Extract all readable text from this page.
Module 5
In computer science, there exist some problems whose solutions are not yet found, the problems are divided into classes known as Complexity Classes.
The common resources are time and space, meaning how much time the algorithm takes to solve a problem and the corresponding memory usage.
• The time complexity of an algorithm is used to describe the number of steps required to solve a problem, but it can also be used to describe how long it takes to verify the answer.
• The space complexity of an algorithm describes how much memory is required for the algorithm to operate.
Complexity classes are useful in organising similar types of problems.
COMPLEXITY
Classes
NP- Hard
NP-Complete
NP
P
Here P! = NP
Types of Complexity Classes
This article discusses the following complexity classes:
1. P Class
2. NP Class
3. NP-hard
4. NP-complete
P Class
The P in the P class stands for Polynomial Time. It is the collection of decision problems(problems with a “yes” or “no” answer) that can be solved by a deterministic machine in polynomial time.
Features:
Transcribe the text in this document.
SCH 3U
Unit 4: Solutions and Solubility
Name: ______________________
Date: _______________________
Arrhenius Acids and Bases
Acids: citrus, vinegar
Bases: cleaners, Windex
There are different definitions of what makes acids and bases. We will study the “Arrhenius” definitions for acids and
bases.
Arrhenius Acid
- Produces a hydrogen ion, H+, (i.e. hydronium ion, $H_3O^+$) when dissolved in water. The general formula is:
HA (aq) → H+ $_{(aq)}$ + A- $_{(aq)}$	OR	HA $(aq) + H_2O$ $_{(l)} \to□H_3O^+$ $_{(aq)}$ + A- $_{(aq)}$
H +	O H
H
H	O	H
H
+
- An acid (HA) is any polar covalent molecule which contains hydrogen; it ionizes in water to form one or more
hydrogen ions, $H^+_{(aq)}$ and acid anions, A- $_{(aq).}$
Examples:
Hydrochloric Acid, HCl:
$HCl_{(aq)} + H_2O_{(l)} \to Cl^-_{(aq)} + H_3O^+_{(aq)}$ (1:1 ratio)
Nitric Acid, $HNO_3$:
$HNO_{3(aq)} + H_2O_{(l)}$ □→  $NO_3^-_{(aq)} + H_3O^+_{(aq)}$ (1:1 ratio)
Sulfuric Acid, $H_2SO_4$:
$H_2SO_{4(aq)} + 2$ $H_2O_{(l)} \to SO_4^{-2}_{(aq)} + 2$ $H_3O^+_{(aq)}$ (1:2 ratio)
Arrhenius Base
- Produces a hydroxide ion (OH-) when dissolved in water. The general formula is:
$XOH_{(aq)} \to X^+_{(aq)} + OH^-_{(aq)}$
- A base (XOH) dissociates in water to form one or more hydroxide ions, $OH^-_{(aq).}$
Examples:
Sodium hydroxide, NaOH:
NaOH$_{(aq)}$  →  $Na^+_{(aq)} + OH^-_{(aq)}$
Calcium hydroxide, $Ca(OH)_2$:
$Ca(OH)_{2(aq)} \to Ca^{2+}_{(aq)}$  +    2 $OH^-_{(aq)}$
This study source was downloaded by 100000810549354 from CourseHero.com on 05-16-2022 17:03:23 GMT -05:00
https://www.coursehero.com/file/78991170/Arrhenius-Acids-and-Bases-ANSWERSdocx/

## WRITTEN TASK
Repeat only the stretch of lines that begins at the line containing "Transcribe the text in this document." and ends at the last line above, both included.

## RESULT FOR THIS EXERCISE
Transcribe the text in this document.
SCH 3U
Unit 4: Solutions and Solubility
Name: ______________________
Date: _______________________
Arrhenius Acids and Bases
Acids: citrus, vinegar
Bases: cleaners, Windex
There are different definitions of what makes acids and bases. We will study the “Arrhenius” definitions for acids and
bases.
Arrhenius Acid
- Produces a hydrogen ion, H+, (i.e. hydronium ion, $H_3O^+$) when dissolved in water. The general formula is:
HA (aq) → H+ $_{(aq)}$ + A- $_{(aq)}$	OR	HA $(aq) + H_2O$ $_{(l)} \to□H_3O^+$ $_{(aq)}$ + A- $_{(aq)}$
H +	O H
H
H	O	H
H
+
- An acid (HA) is any polar covalent molecule which contains hydrogen; it ionizes in water to form one or more
hydrogen ions, $H^+_{(aq)}$ and acid anions, A- $_{(aq).}$
Examples:
Hydrochloric Acid, HCl:
$HCl_{(aq)} + H_2O_{(l)} \to Cl^-_{(aq)} + H_3O^+_{(aq)}$ (1:1 ratio)
Nitric Acid, $HNO_3$:
$HNO_{3(aq)} + H_2O_{(l)}$ □→  $NO_3^-_{(aq)} + H_3O^+_{(aq)}$ (1:1 ratio)
Sulfuric Acid, $H_2SO_4$:
$H_2SO_{4(aq)} + 2$ $H_2O_{(l)} \to SO_4^{-2}_{(aq)} + 2$ $H_3O^+_{(aq)}$ (1:2 ratio)
Arrhenius Base
- Produces a hydroxide ion (OH-) when dissolved in water. The general formula is:
$XOH_{(aq)} \to X^+_{(aq)} + OH^-_{(aq)}$
- A base (XOH) dissociates in water to form one or more hydroxide ions, $OH^-_{(aq).}$
Examples:
Sodium hydroxide, NaOH:
NaOH$_{(aq)}$  →  $Na^+_{(aq)} + OH^-_{(aq)}$
Calcium hydroxide, $Ca(OH)_2$:
$Ca(OH)_{2(aq)} \to Ca^{2+}_{(aq)}$  +    2 $OH^-_{(aq)}$
This study source was downloaded by 100000810549354 from CourseHero.com on 05-16-2022 17:03:23 GMT -05:00
https://www.coursehero.com/file/78991170/Arrhenius-Acids-and-Bases-ANSWERSdocx/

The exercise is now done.